• [What is needed]: Report each line of the entries that includes "ditunjukkan" by copying it.

** Opening Data section block **

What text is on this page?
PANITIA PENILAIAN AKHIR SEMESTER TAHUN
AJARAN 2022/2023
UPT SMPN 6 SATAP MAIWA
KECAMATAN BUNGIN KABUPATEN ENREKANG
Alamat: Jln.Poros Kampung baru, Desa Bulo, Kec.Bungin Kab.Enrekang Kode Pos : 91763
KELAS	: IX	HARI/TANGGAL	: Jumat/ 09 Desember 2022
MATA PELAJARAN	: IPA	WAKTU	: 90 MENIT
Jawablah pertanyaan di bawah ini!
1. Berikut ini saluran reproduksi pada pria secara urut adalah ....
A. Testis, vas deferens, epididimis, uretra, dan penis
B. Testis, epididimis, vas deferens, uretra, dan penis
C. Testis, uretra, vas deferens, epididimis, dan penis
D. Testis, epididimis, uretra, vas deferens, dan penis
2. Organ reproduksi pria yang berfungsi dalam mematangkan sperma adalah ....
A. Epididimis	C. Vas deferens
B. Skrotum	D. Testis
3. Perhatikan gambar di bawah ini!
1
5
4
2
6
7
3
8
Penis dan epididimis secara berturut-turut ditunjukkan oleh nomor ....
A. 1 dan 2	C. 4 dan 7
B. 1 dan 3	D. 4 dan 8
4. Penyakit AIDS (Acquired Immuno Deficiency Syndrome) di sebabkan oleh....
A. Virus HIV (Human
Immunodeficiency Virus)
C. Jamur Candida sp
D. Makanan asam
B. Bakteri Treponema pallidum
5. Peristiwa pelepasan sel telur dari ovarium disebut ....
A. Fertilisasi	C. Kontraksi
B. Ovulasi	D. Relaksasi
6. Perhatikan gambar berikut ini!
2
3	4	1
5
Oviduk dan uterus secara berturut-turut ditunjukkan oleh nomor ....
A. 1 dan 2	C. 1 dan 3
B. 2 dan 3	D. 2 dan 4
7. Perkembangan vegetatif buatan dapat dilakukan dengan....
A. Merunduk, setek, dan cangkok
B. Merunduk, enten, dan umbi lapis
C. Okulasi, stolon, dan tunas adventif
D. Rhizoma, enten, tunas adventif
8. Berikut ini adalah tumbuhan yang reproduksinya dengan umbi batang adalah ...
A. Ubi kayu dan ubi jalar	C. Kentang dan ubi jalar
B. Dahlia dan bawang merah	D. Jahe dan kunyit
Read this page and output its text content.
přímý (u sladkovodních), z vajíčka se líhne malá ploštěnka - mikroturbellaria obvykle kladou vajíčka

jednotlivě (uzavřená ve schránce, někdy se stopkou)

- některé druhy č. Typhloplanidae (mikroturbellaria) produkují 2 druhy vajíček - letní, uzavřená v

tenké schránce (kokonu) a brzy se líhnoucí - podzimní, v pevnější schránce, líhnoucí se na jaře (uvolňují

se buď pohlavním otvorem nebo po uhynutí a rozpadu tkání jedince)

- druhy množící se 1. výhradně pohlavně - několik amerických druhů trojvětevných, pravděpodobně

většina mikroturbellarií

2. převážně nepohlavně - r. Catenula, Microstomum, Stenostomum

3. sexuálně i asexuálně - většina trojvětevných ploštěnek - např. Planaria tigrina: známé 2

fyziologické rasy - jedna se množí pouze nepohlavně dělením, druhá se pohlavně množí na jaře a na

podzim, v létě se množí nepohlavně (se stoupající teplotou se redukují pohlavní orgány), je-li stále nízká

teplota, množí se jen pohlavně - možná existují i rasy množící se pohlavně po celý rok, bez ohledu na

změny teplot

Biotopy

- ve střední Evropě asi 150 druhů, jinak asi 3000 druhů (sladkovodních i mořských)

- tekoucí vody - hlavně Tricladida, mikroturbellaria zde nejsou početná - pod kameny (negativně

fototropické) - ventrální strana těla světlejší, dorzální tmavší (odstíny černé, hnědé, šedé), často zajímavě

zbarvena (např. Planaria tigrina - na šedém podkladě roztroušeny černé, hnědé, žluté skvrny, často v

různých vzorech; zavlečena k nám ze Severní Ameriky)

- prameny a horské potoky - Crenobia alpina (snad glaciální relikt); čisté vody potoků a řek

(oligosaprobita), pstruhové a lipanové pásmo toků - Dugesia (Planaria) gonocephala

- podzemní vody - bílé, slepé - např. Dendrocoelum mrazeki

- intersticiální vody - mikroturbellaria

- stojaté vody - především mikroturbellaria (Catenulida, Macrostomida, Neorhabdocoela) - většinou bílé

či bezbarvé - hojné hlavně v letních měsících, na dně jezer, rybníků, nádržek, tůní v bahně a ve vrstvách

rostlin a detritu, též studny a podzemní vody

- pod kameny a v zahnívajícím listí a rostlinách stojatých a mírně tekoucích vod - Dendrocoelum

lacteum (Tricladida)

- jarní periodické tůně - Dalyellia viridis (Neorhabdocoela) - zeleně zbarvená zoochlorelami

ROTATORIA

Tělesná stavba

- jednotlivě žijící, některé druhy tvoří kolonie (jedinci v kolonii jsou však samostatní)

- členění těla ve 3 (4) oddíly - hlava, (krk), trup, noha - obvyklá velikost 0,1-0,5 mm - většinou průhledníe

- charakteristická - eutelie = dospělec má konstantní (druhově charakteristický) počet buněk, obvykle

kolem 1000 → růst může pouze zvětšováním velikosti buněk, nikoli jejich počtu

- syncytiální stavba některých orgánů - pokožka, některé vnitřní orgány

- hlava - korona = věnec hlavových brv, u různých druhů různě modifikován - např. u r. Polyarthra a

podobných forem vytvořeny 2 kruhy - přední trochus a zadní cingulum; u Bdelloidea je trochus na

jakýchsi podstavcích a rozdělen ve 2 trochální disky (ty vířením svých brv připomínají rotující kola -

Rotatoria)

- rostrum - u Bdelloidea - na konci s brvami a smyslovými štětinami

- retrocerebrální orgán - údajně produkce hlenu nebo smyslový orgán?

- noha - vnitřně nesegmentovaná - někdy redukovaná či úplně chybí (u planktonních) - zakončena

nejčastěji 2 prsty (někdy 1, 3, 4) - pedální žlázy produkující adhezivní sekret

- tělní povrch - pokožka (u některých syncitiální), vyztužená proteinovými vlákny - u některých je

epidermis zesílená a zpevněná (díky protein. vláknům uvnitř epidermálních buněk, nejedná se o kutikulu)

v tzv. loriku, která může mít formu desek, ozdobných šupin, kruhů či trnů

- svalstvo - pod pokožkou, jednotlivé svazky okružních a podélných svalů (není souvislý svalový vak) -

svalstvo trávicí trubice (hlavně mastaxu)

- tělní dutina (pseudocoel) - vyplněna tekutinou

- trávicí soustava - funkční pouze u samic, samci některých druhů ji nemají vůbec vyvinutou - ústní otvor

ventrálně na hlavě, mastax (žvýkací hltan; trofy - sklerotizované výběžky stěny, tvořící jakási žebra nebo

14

** Closing Data section block **

• [Response to this task]:
Penis dan epididimis secara berturut-turut ditunjukkan oleh nomor ....
Oviduk dan uterus secara berturut-turut ditunjukkan oleh nomor ....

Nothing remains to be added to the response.